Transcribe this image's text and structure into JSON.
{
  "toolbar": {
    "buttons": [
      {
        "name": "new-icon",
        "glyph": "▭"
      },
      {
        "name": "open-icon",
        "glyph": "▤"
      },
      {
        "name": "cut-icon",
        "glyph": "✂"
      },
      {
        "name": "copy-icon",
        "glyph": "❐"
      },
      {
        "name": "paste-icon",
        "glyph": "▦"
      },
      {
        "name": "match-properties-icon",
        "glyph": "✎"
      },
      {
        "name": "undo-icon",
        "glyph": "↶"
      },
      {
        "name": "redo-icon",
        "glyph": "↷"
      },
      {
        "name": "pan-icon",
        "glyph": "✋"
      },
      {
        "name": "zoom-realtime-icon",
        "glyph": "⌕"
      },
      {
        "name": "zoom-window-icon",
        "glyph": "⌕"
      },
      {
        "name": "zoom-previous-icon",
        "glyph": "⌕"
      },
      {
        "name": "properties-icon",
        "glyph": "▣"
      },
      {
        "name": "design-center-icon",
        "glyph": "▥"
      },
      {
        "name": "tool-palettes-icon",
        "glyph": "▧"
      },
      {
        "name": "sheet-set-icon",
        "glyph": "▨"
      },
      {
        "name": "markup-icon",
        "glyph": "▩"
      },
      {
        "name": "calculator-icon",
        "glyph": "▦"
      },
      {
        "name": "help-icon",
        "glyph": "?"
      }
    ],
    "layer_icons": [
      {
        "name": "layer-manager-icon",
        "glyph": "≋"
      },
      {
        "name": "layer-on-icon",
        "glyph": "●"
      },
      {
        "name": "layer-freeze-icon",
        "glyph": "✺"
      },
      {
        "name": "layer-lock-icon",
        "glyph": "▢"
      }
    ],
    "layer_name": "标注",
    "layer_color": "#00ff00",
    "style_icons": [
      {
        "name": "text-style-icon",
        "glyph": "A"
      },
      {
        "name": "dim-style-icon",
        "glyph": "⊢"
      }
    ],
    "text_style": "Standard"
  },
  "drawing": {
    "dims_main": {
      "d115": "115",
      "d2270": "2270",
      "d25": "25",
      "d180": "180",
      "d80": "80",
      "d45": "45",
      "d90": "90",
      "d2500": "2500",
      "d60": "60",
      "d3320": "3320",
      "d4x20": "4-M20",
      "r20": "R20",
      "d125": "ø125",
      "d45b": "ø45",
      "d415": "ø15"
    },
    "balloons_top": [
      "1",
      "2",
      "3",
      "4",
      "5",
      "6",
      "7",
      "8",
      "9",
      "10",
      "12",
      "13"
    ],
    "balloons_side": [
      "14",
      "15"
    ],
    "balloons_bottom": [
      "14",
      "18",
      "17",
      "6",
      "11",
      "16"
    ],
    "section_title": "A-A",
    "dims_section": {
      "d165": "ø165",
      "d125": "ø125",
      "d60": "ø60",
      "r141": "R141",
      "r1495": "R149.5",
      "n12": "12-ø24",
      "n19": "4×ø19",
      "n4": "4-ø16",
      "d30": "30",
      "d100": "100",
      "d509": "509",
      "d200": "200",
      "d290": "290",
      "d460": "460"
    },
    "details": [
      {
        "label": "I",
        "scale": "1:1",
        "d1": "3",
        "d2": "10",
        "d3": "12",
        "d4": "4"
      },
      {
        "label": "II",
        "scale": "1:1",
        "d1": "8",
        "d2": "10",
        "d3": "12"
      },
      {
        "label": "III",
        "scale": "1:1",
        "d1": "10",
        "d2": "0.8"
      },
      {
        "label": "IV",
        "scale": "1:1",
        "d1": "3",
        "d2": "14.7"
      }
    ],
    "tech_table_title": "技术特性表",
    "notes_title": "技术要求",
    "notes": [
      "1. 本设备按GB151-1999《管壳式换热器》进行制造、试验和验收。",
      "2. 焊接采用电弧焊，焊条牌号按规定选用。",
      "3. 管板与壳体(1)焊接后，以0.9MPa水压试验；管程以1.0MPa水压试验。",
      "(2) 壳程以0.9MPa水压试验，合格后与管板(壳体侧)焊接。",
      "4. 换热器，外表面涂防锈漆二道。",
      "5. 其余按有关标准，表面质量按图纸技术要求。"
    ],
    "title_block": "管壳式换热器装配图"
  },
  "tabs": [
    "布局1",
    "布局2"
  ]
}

• **To be done**: Repeat every line of the data, exactly and in full.

• **Written answer**:
Transcribe this image's text and structure into JSON.
{
  "toolbar": {
    "buttons": [
      {
        "name": "new-icon",
        "glyph": "▭"
      },
      {
        "name": "open-icon",
        "glyph": "▤"
      },
      {
        "name": "cut-icon",
        "glyph": "✂"
      },
      {
        "name": "copy-icon",
        "glyph": "❐"
      },
      {
        "name": "paste-icon",
        "glyph": "▦"
      },
      {
        "name": "match-properties-icon",
        "glyph": "✎"
      },
      {
        "name": "undo-icon",
        "glyph": "↶"
      },
      {
        "name": "redo-icon",
        "glyph": "↷"
      },
      {
        "name": "pan-icon",
        "glyph": "✋"
      },
      {
        "name": "zoom-realtime-icon",
        "glyph": "⌕"
      },
      {
        "name": "zoom-window-icon",
        "glyph": "⌕"
      },
      {
        "name": "zoom-previous-icon",
        "glyph": "⌕"
      },
      {
        "name": "properties-icon",
        "glyph": "▣"
      },
      {
        "name": "design-center-icon",
        "glyph": "▥"
      },
      {
        "name": "tool-palettes-icon",
        "glyph": "▧"
      },
      {
        "name": "sheet-set-icon",
        "glyph": "▨"
      },
      {
        "name": "markup-icon",
        "glyph": "▩"
      },
      {
        "name": "calculator-icon",
        "glyph": "▦"
      },
      {
        "name": "help-icon",
        "glyph": "?"
      }
    ],
    "layer_icons": [
      {
        "name": "layer-manager-icon",
        "glyph": "≋"
      },
      {
        "name": "layer-on-icon",
        "glyph": "●"
      },
      {
        "name": "layer-freeze-icon",
        "glyph": "✺"
      },
      {
        "name": "layer-lock-icon",
        "glyph": "▢"
      }
    ],
    "layer_name": "标注",
    "layer_color": "#00ff00",
    "style_icons": [
      {
        "name": "text-style-icon",
        "glyph": "A"
      },
      {
        "name": "dim-style-icon",
        "glyph": "⊢"
      }
    ],
    "text_style": "Standard"
  },
  "drawing": {
    "dims_main": {
      "d115": "115",
      "d2270": "2270",
      "d25": "25",
      "d180": "180",
      "d80": "80",
      "d45": "45",
      "d90": "90",
      "d2500": "2500",
      "d60": "60",
      "d3320": "3320",
      "d4x20": "4-M20",
      "r20": "R20",
      "d125": "ø125",
      "d45b": "ø45",
      "d415": "ø15"
    },
    "balloons_top": [
      "1",
      "2",
      "3",
      "4",
      "5",
      "6",
      "7",
      "8",
      "9",
      "10",
      "12",
      "13"
    ],
    "balloons_side": [
      "14",
      "15"
    ],
    "balloons_bottom": [
      "14",
      "18",
      "17",
      "6",
      "11",
      "16"
    ],
    "section_title": "A-A",
    "dims_section": {
      "d165": "ø165",
      "d125": "ø125",
      "d60": "ø60",
      "r141": "R141",
      "r1495": "R149.5",
      "n12": "12-ø24",
      "n19": "4×ø19",
      "n4": "4-ø16",
      "d30": "30",
      "d100": "100",
      "d509": "509",
      "d200": "200",
      "d290": "290",
      "d460": "460"
    },
    "details": [
      {
        "label": "I",
        "scale": "1:1",
        "d1": "3",
        "d2": "10",
        "d3": "12",
        "d4": "4"
      },
      {
        "label": "II",
        "scale": "1:1",
        "d1": "8",
        "d2": "10",
        "d3": "12"
      },
      {
        "label": "III",
        "scale": "1:1",
        "d1": "10",
        "d2": "0.8"
      },
      {
        "label": "IV",
        "scale": "1:1",
        "d1": "3",
        "d2": "14.7"
      }
    ],
    "tech_table_title": "技术特性表",
    "notes_title": "技术要求",
    "notes": [
      "1. 本设备按GB151-1999《管壳式换热器》进行制造、试验和验收。",
      "2. 焊接采用电弧焊，焊条牌号按规定选用。",
      "3. 管板与壳体(1)焊接后，以0.9MPa水压试验；管程以1.0MPa水压试验。",
      "(2) 壳程以0.9MPa水压试验，合格后与管板(壳体侧)焊接。",
      "4. 换热器，外表面涂防锈漆二道。",
      "5. 其余按有关标准，表面质量按图纸技术要求。"
    ],
    "title_block": "管壳式换热器装配图"
  },
  "tabs": [
    "布局1",
    "布局2"
  ]
}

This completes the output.